_Recorded data_

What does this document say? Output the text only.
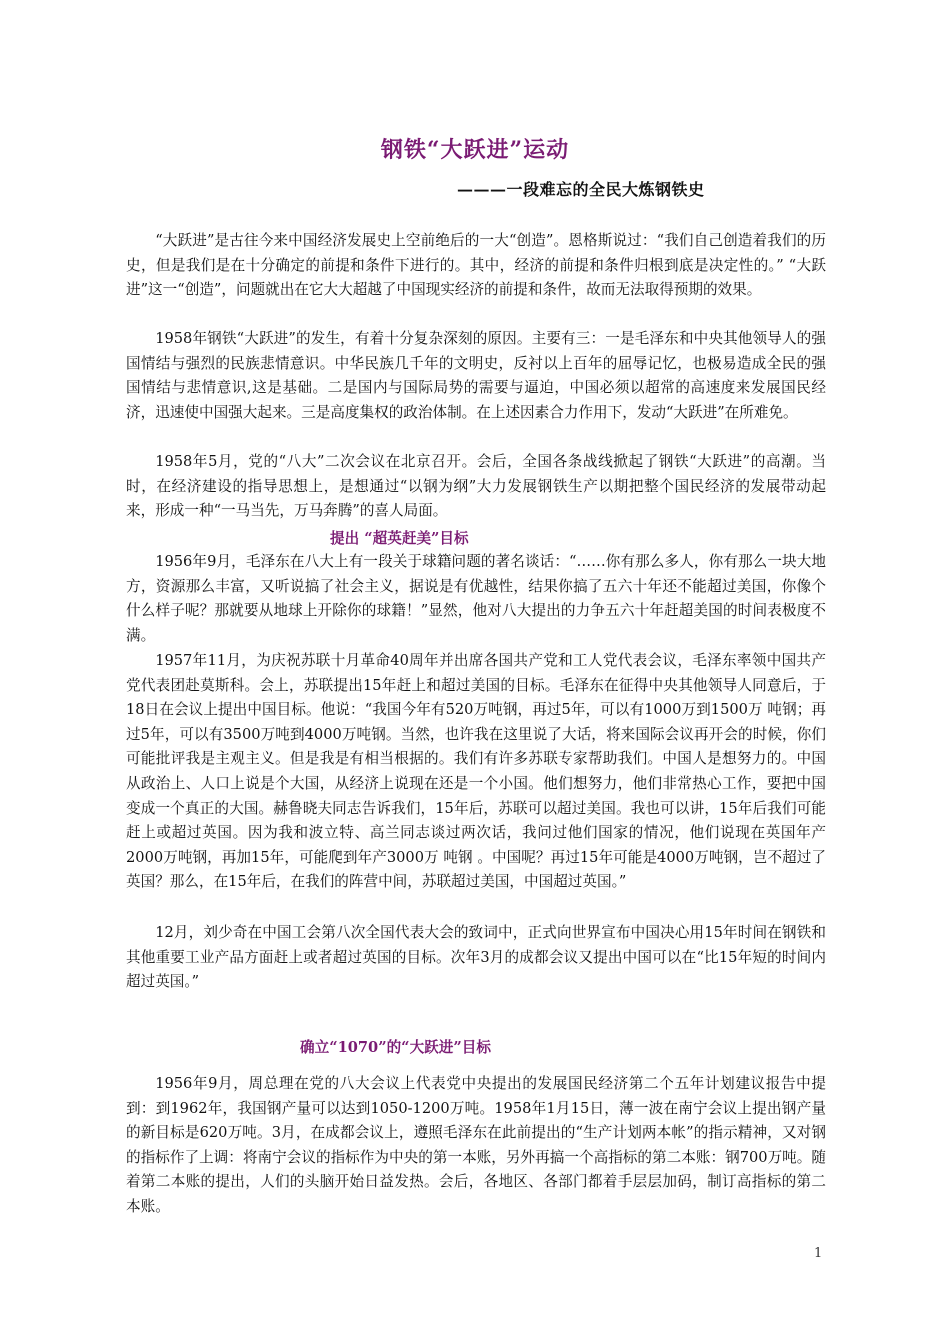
钢铁“大跃进”运动
———一段难忘的全民大炼钢铁史

“大跃进”是古往今来中国经济发展史上空前绝后的一大“创造”。恩格斯说过：“我们自己创造着我们的历史，但是我们是在十分确定的前提和条件下进行的。其中，经济的前提和条件归根到底是决定性的。” “大跃进”这一“创造”，问题就出在它大大超越了中国现实经济的前提和条件，故而无法取得预期的效果。

1958年钢铁“大跃进”的发生，有着十分复杂深刻的原因。主要有三：一是毛泽东和中央其他领导人的强国情结与强烈的民族悲情意识。中华民族几千年的文明史，反衬以上百年的屈辱记忆，也极易造成全民的强国情结与悲情意识,这是基础。二是国内与国际局势的需要与逼迫，中国必须以超常的高速度来发展国民经济，迅速使中国强大起来。三是高度集权的政治体制。在上述因素合力作用下，发动“大跃进”在所难免。

1958年5月，党的“八大”二次会议在北京召开。会后，全国各条战线掀起了钢铁“大跃进”的高潮。当时，在经济建设的指导思想上，是想通过“以钢为纲”大力发展钢铁生产以期把整个国民经济的发展带动起来，形成一种“一马当先，万马奔腾”的喜人局面。

提出 “超英赶美”目标

1956年9月，毛泽东在八大上有一段关于球籍问题的著名谈话：“……你有那么多人，你有那么一块大地方，资源那么丰富，又听说搞了社会主义，据说是有优越性，结果你搞了五六十年还不能超过美国，你像个什么样子呢？那就要从地球上开除你的球籍！”显然，他对八大提出的力争五六十年赶超美国的时间表极度不满。

1957年11月，为庆祝苏联十月革命40周年并出席各国共产党和工人党代表会议，毛泽东率领中国共产党代表团赴莫斯科。会上，苏联提出15年赶上和超过美国的目标。毛泽东在征得中央其他领导人同意后，于18日在会议上提出中国目标。他说：“我国今年有520万吨钢，再过5年，可以有1000万到1500万 吨钢；再过5年，可以有3500万吨到4000万吨钢。当然，也许我在这里说了大话，将来国际会议再开会的时候，你们可能批评我是主观主义。但是我是有相当根据的。我们有许多苏联专家帮助我们。中国人是想努力的。中国从政治上、人口上说是个大国，从经济上说现在还是一个小国。他们想努力，他们非常热心工作，要把中国变成一个真正的大国。赫鲁晓夫同志告诉我们，15年后，苏联可以超过美国。我也可以讲，15年后我们可能赶上或超过英国。因为我和波立特、高兰同志谈过两次话，我问过他们国家的情况，他们说现在英国年产2000万吨钢，再加15年，可能爬到年产3000万 吨钢 。中国呢？再过15年可能是4000万吨钢，岂不超过了英国？那么，在15年后，在我们的阵营中间，苏联超过美国，中国超过英国。”

12月，刘少奇在中国工会第八次全国代表大会的致词中，正式向世界宣布中国决心用15年时间在钢铁和其他重要工业产品方面赶上或者超过英国的目标。次年3月的成都会议又提出中国可以在“比15年短的时间内超过英国。”

确立“1070”的“大跃进”目标

1956年9月，周总理在党的八大会议上代表党中央提出的发展国民经济第二个五年计划建议报告中提到：到1962年，我国钢产量可以达到1050-1200万吨。1958年1月15日，薄一波在南宁会议上提出钢产量的新目标是620万吨。3月，在成都会议上，遵照毛泽东在此前提出的“生产计划两本帐”的指示精神，又对钢的指标作了上调：将南宁会议的指标作为中央的第一本账，另外再搞一个高指标的第二本账：钢700万吨。随着第二本账的提出，人们的头脑开始日益发热。会后，各地区、各部门都着手层层加码，制订高指标的第二本账。

1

_Requirement_
Your task is an exact transcription of all the data, minus the pictures.

_Solution to this problem_
What does this document say? Output the text only.
钢铁“大跃进”运动
———一段难忘的全民大炼钢铁史

“大跃进”是古往今来中国经济发展史上空前绝后的一大“创造”。恩格斯说过：“我们自己创造着我们的历史，但是我们是在十分确定的前提和条件下进行的。其中，经济的前提和条件归根到底是决定性的。” “大跃进”这一“创造”，问题就出在它大大超越了中国现实经济的前提和条件，故而无法取得预期的效果。

1958年钢铁“大跃进”的发生，有着十分复杂深刻的原因。主要有三：一是毛泽东和中央其他领导人的强国情结与强烈的民族悲情意识。中华民族几千年的文明史，反衬以上百年的屈辱记忆，也极易造成全民的强国情结与悲情意识,这是基础。二是国内与国际局势的需要与逼迫，中国必须以超常的高速度来发展国民经济，迅速使中国强大起来。三是高度集权的政治体制。在上述因素合力作用下，发动“大跃进”在所难免。

1958年5月，党的“八大”二次会议在北京召开。会后，全国各条战线掀起了钢铁“大跃进”的高潮。当时，在经济建设的指导思想上，是想通过“以钢为纲”大力发展钢铁生产以期把整个国民经济的发展带动起来，形成一种“一马当先，万马奔腾”的喜人局面。

提出 “超英赶美”目标

1956年9月，毛泽东在八大上有一段关于球籍问题的著名谈话：“……你有那么多人，你有那么一块大地方，资源那么丰富，又听说搞了社会主义，据说是有优越性，结果你搞了五六十年还不能超过美国，你像个什么样子呢？那就要从地球上开除你的球籍！”显然，他对八大提出的力争五六十年赶超美国的时间表极度不满。

1957年11月，为庆祝苏联十月革命40周年并出席各国共产党和工人党代表会议，毛泽东率领中国共产党代表团赴莫斯科。会上，苏联提出15年赶上和超过美国的目标。毛泽东在征得中央其他领导人同意后，于18日在会议上提出中国目标。他说：“我国今年有520万吨钢，再过5年，可以有1000万到1500万 吨钢；再过5年，可以有3500万吨到4000万吨钢。当然，也许我在这里说了大话，将来国际会议再开会的时候，你们可能批评我是主观主义。但是我是有相当根据的。我们有许多苏联专家帮助我们。中国人是想努力的。中国从政治上、人口上说是个大国，从经济上说现在还是一个小国。他们想努力，他们非常热心工作，要把中国变成一个真正的大国。赫鲁晓夫同志告诉我们，15年后，苏联可以超过美国。我也可以讲，15年后我们可能赶上或超过英国。因为我和波立特、高兰同志谈过两次话，我问过他们国家的情况，他们说现在英国年产2000万吨钢，再加15年，可能爬到年产3000万 吨钢 。中国呢？再过15年可能是4000万吨钢，岂不超过了英国？那么，在15年后，在我们的阵营中间，苏联超过美国，中国超过英国。”

12月，刘少奇在中国工会第八次全国代表大会的致词中，正式向世界宣布中国决心用15年时间在钢铁和其他重要工业产品方面赶上或者超过英国的目标。次年3月的成都会议又提出中国可以在“比15年短的时间内超过英国。”

确立“1070”的“大跃进”目标

1956年9月，周总理在党的八大会议上代表党中央提出的发展国民经济第二个五年计划建议报告中提到：到1962年，我国钢产量可以达到1050-1200万吨。1958年1月15日，薄一波在南宁会议上提出钢产量的新目标是620万吨。3月，在成都会议上，遵照毛泽东在此前提出的“生产计划两本帐”的指示精神，又对钢的指标作了上调：将南宁会议的指标作为中央的第一本账，另外再搞一个高指标的第二本账：钢700万吨。随着第二本账的提出，人们的头脑开始日益发热。会后，各地区、各部门都着手层层加码，制订高指标的第二本账。

1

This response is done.